Task »
Sift the listing for lines that hold the string "machine" and pull them out.

Data excerpts »

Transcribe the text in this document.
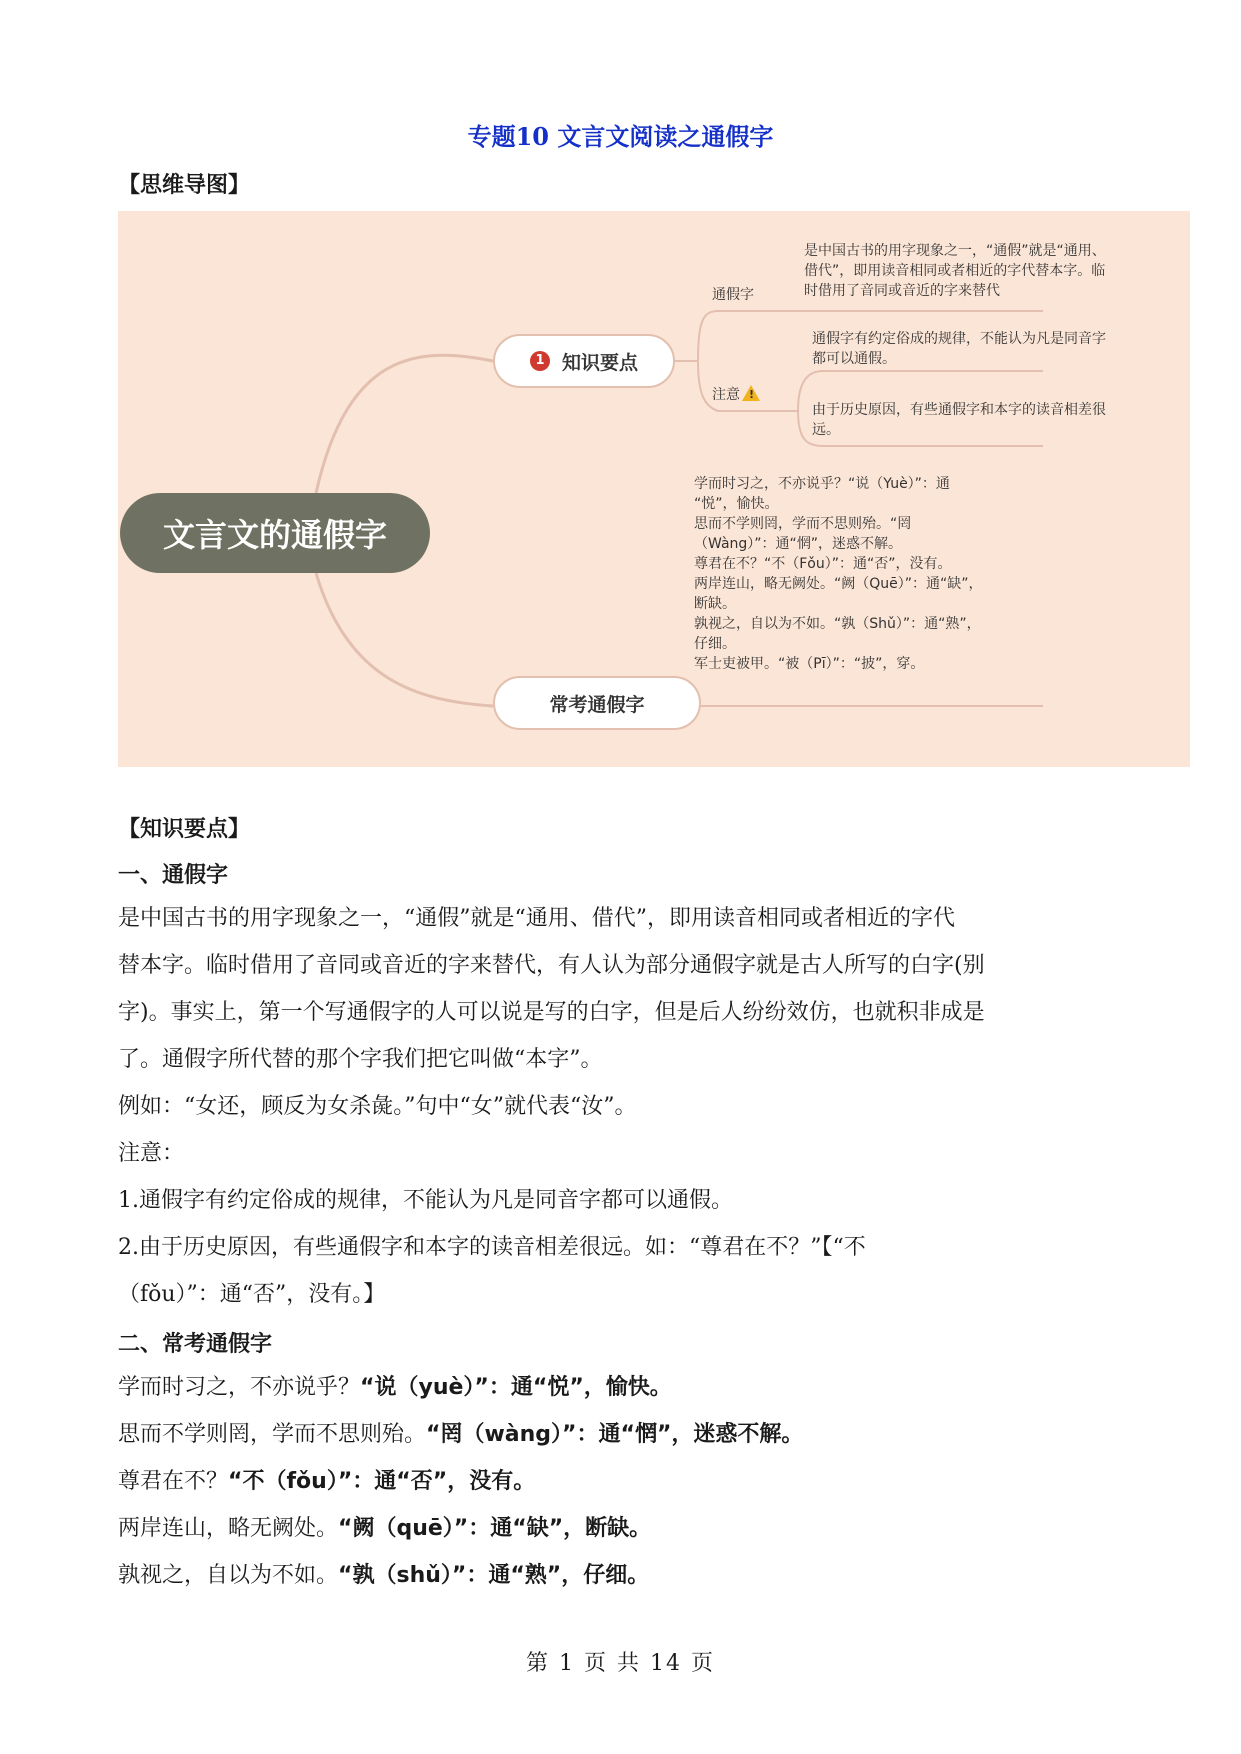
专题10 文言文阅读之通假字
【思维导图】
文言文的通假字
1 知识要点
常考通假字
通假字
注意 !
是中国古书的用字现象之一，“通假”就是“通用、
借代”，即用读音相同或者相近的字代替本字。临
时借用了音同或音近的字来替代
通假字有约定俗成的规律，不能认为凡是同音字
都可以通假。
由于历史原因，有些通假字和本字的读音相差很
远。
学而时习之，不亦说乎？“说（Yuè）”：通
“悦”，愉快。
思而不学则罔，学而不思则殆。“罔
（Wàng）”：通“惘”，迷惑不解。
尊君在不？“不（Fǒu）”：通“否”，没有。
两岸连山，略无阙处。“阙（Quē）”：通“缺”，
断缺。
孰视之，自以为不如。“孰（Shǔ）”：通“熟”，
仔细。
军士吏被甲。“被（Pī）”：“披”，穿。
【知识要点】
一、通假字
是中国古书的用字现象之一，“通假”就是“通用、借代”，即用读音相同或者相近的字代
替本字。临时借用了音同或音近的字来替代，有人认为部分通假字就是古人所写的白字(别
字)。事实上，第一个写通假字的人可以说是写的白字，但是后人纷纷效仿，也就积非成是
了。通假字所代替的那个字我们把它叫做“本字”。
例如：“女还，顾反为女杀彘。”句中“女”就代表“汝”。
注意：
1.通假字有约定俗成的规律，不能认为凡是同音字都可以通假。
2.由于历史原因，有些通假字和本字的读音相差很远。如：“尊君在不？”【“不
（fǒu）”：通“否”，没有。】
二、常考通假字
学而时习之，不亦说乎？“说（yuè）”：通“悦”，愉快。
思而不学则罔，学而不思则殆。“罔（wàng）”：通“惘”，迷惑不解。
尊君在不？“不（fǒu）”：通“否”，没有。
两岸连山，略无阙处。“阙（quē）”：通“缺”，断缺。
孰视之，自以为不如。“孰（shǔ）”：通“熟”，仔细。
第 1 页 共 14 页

==

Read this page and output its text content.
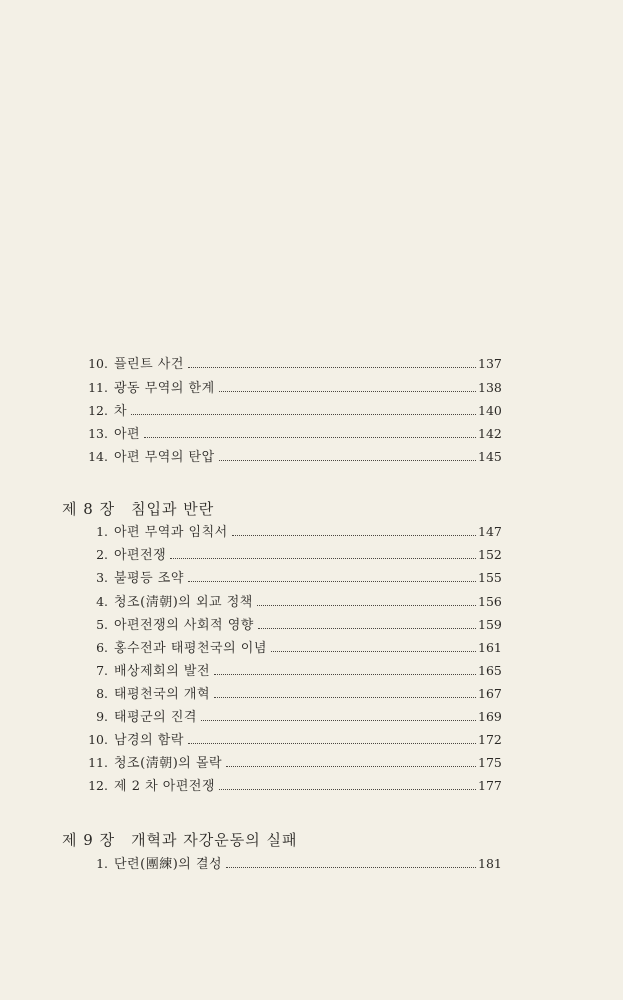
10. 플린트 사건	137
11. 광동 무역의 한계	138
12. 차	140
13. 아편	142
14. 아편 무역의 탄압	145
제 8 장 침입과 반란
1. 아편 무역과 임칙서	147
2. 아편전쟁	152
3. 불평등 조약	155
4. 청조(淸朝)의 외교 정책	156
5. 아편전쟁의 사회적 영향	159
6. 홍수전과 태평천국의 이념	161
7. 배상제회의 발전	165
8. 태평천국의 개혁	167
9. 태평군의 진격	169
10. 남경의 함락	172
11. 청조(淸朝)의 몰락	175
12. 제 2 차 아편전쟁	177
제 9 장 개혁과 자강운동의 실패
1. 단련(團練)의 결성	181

==

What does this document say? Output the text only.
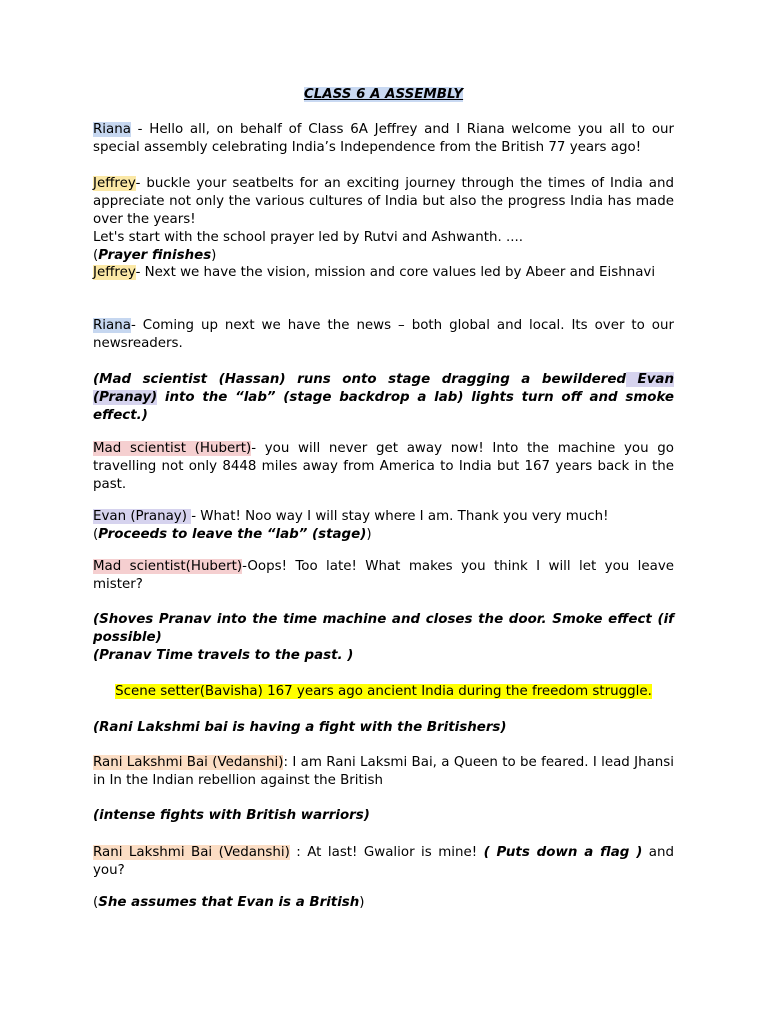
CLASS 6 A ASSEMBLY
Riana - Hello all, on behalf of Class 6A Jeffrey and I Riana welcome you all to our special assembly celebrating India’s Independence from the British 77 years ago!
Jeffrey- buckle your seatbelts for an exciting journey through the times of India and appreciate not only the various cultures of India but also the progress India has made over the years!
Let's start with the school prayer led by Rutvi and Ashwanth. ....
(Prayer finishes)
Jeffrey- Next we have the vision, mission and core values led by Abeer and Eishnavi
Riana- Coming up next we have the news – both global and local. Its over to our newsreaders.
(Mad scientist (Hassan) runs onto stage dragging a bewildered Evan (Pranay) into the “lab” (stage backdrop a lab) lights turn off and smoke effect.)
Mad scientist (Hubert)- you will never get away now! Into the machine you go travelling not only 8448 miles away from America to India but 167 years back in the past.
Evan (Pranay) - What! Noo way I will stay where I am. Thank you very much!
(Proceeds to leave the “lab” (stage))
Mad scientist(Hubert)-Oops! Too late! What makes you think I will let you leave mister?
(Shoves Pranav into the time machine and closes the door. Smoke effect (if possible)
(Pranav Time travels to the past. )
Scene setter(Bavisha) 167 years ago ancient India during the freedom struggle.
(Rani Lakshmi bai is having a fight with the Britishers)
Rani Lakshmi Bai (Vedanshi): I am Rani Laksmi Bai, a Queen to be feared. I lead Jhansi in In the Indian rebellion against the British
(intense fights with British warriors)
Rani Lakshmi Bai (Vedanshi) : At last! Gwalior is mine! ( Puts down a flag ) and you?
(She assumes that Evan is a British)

Answer to the problem »
Mad scientist (Hubert)- you will never get away now! Into the machine you go travelling not only 8448 miles away from America to India but 167 years back in the past.
(Shoves Pranav into the time machine and closes the door. Smoke effect (if possible)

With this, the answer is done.